Dataset records:
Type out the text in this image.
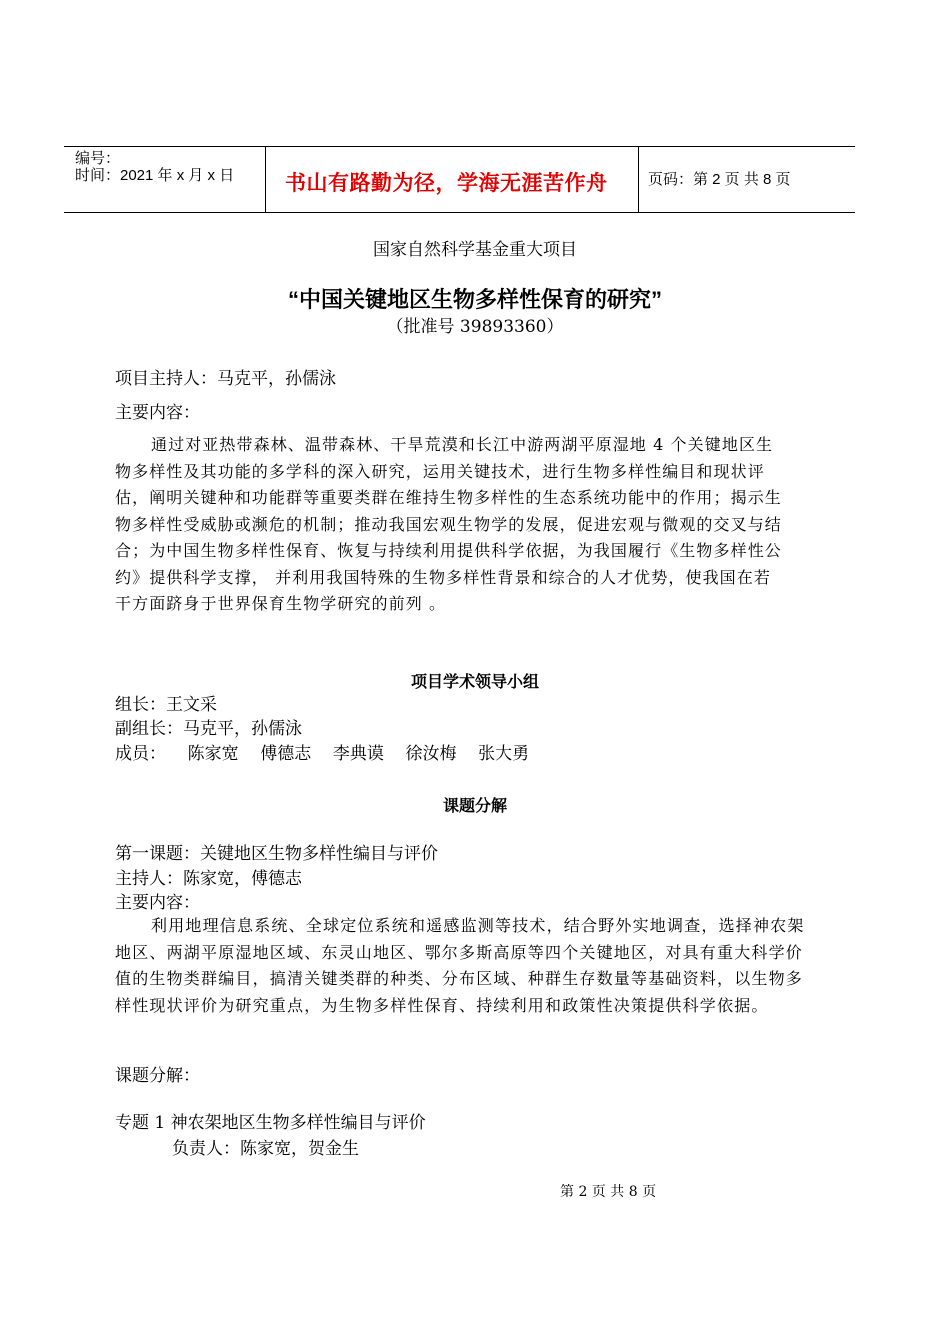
编号：
时间：2021 年 x 月 x 日 书山有路勤为径，学海无涯苦作舟	页码：第 2 页 共 8 页
国家自然科学基金重大项目
“中国关键地区生物多样性保育的研究”
（批准号 39893360）
项目主持人：马克平，孙儒泳
主要内容：
通过对亚热带森林、温带森林、干旱荒漠和长江中游两湖平原湿地 4 个关键地区生物多样性及其功能的多学科的深入研究，运用关键技术，进行生物多样性编目和现状评估，阐明关键种和功能群等重要类群在维持生物多样性的生态系统功能中的作用；揭示生物多样性受威胁或濒危的机制；推动我国宏观生物学的发展，促进宏观与微观的交叉与结合；为中国生物多样性保育、恢复与持续利用提供科学依据，为我国履行《生物多样性公约》提供科学支撑， 并利用我国特殊的生物多样性背景和综合的人才优势，使我国在若干方面跻身于世界保育生物学研究的前列 。
项目学术领导小组
组长：王文采
副组长：马克平，孙儒泳
成员：    陈家宽    傅德志    李典谟    徐汝梅    张大勇
课题分解
第一课题：关键地区生物多样性编目与评价
主持人：陈家宽，傅德志
主要内容：
利用地理信息系统、全球定位系统和遥感监测等技术，结合野外实地调查，选择神农架地区、两湖平原湿地区域、东灵山地区、鄂尔多斯高原等四个关键地区，对具有重大科学价值的生物类群编目，搞清关键类群的种类、分布区域、种群生存数量等基础资料，以生物多样性现状评价为研究重点，为生物多样性保育、持续利用和政策性决策提供科学依据。
课题分解：
专题 1 神农架地区生物多样性编目与评价
负责人：陈家宽，贺金生
第 2 页 共 8 页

### Goal
Will you set down the records word for word while leaving out every picture?

### Problem solution
Type out the text in this image.
编号：
时间：2021 年 x 月 x 日 书山有路勤为径，学海无涯苦作舟	页码：第 2 页 共 8 页
国家自然科学基金重大项目
“中国关键地区生物多样性保育的研究”
（批准号 39893360）
项目主持人：马克平，孙儒泳
主要内容：
通过对亚热带森林、温带森林、干旱荒漠和长江中游两湖平原湿地 4 个关键地区生物多样性及其功能的多学科的深入研究，运用关键技术，进行生物多样性编目和现状评估，阐明关键种和功能群等重要类群在维持生物多样性的生态系统功能中的作用；揭示生物多样性受威胁或濒危的机制；推动我国宏观生物学的发展，促进宏观与微观的交叉与结合；为中国生物多样性保育、恢复与持续利用提供科学依据，为我国履行《生物多样性公约》提供科学支撑， 并利用我国特殊的生物多样性背景和综合的人才优势，使我国在若干方面跻身于世界保育生物学研究的前列 。
项目学术领导小组
组长：王文采
副组长：马克平，孙儒泳
成员：    陈家宽    傅德志    李典谟    徐汝梅    张大勇
课题分解
第一课题：关键地区生物多样性编目与评价
主持人：陈家宽，傅德志
主要内容：
利用地理信息系统、全球定位系统和遥感监测等技术，结合野外实地调查，选择神农架地区、两湖平原湿地区域、东灵山地区、鄂尔多斯高原等四个关键地区，对具有重大科学价值的生物类群编目，搞清关键类群的种类、分布区域、种群生存数量等基础资料，以生物多样性现状评价为研究重点，为生物多样性保育、持续利用和政策性决策提供科学依据。
课题分解：
专题 1 神农架地区生物多样性编目与评价
负责人：陈家宽，贺金生
第 2 页 共 8 页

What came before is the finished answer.